BEGIN INFORMATION GIVEN

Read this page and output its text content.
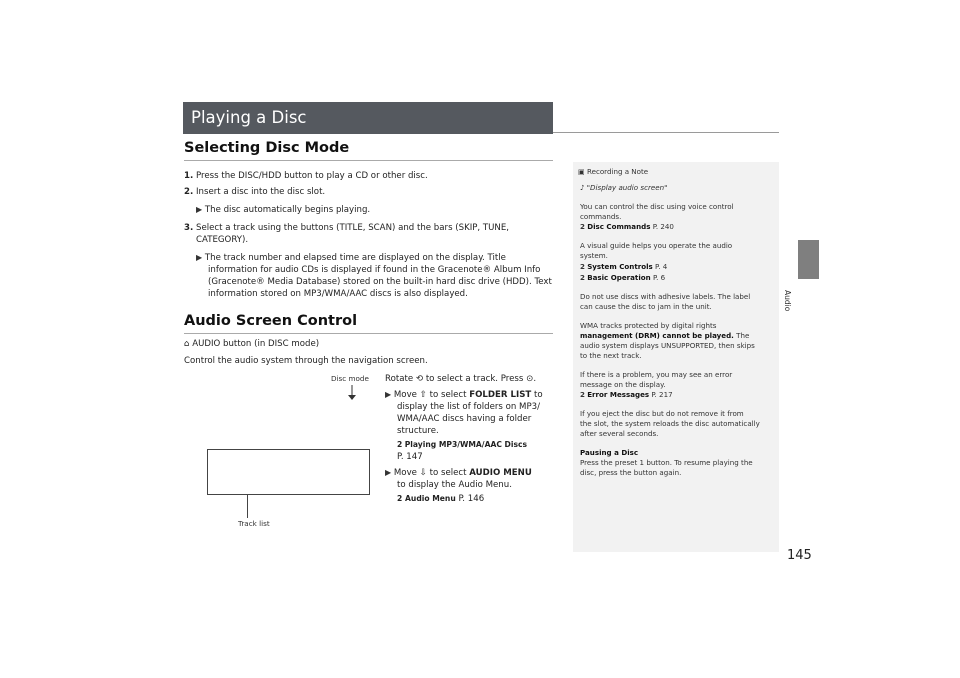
Playing a Disc
Selecting Disc Mode
1. Press the DISC/HDD button to play a CD or other disc.
2. Insert a disc into the disc slot.
▶ The disc automatically begins playing.
3. Select a track using the buttons (TITLE, SCAN) and the bars (SKIP, TUNE,
CATEGORY).
▶ The track number and elapsed time are displayed on the display. Title
information for audio CDs is displayed if found in the Gracenote® Album Info
(Gracenote® Media Database) stored on the built-in hard disc drive (HDD). Text
information stored on MP3/WMA/AAC discs is also displayed.
Audio Screen Control
⌂ AUDIO button (in DISC mode)
Control the audio system through the navigation screen.
Disc mode
Track list
Rotate ⟲ to select a track. Press ⊙.
▶ Move ⇧ to select FOLDER LIST to
display the list of folders on MP3/
WMA/AAC discs having a folder
structure.
2 Playing MP3/WMA/AAC Discs
P. 147
▶ Move ⇩ to select AUDIO MENU
to display the Audio Menu.
2 Audio Menu P. 146
▣ Recording a Note
♪ "Display audio screen"
You can control the disc using voice control
commands.
2 Disc Commands P. 240
A visual guide helps you operate the audio
system.
2 System Controls P. 4
2 Basic Operation P. 6
Do not use discs with adhesive labels. The label
can cause the disc to jam in the unit.
WMA tracks protected by digital rights
management (DRM) cannot be played. The
audio system displays UNSUPPORTED, then skips
to the next track.
If there is a problem, you may see an error
message on the display.
2 Error Messages P. 217
If you eject the disc but do not remove it from
the slot, the system reloads the disc automatically
after several seconds.
Pausing a Disc
Press the preset 1 button. To resume playing the
disc, press the button again.
Audio
145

END INFORMATION GIVEN

Reproduce the material in its entirety and word for word, without the pictures.

# ANSWER FOR THIS EXERCISE:
Read this page and output its text content.
Playing a Disc
Selecting Disc Mode
1. Press the DISC/HDD button to play a CD or other disc.
2. Insert a disc into the disc slot.
▶ The disc automatically begins playing.
3. Select a track using the buttons (TITLE, SCAN) and the bars (SKIP, TUNE,
CATEGORY).
▶ The track number and elapsed time are displayed on the display. Title
information for audio CDs is displayed if found in the Gracenote® Album Info
(Gracenote® Media Database) stored on the built-in hard disc drive (HDD). Text
information stored on MP3/WMA/AAC discs is also displayed.
Audio Screen Control
⌂ AUDIO button (in DISC mode)
Control the audio system through the navigation screen.
Disc mode
Track list
Rotate ⟲ to select a track. Press ⊙.
▶ Move ⇧ to select FOLDER LIST to
display the list of folders on MP3/
WMA/AAC discs having a folder
structure.
2 Playing MP3/WMA/AAC Discs
P. 147
▶ Move ⇩ to select AUDIO MENU
to display the Audio Menu.
2 Audio Menu P. 146
▣ Recording a Note
♪ "Display audio screen"
You can control the disc using voice control
commands.
2 Disc Commands P. 240
A visual guide helps you operate the audio
system.
2 System Controls P. 4
2 Basic Operation P. 6
Do not use discs with adhesive labels. The label
can cause the disc to jam in the unit.
WMA tracks protected by digital rights
management (DRM) cannot be played. The
audio system displays UNSUPPORTED, then skips
to the next track.
If there is a problem, you may see an error
message on the display.
2 Error Messages P. 217
If you eject the disc but do not remove it from
the slot, the system reloads the disc automatically
after several seconds.
Pausing a Disc
Press the preset 1 button. To resume playing the
disc, press the button again.
Audio
145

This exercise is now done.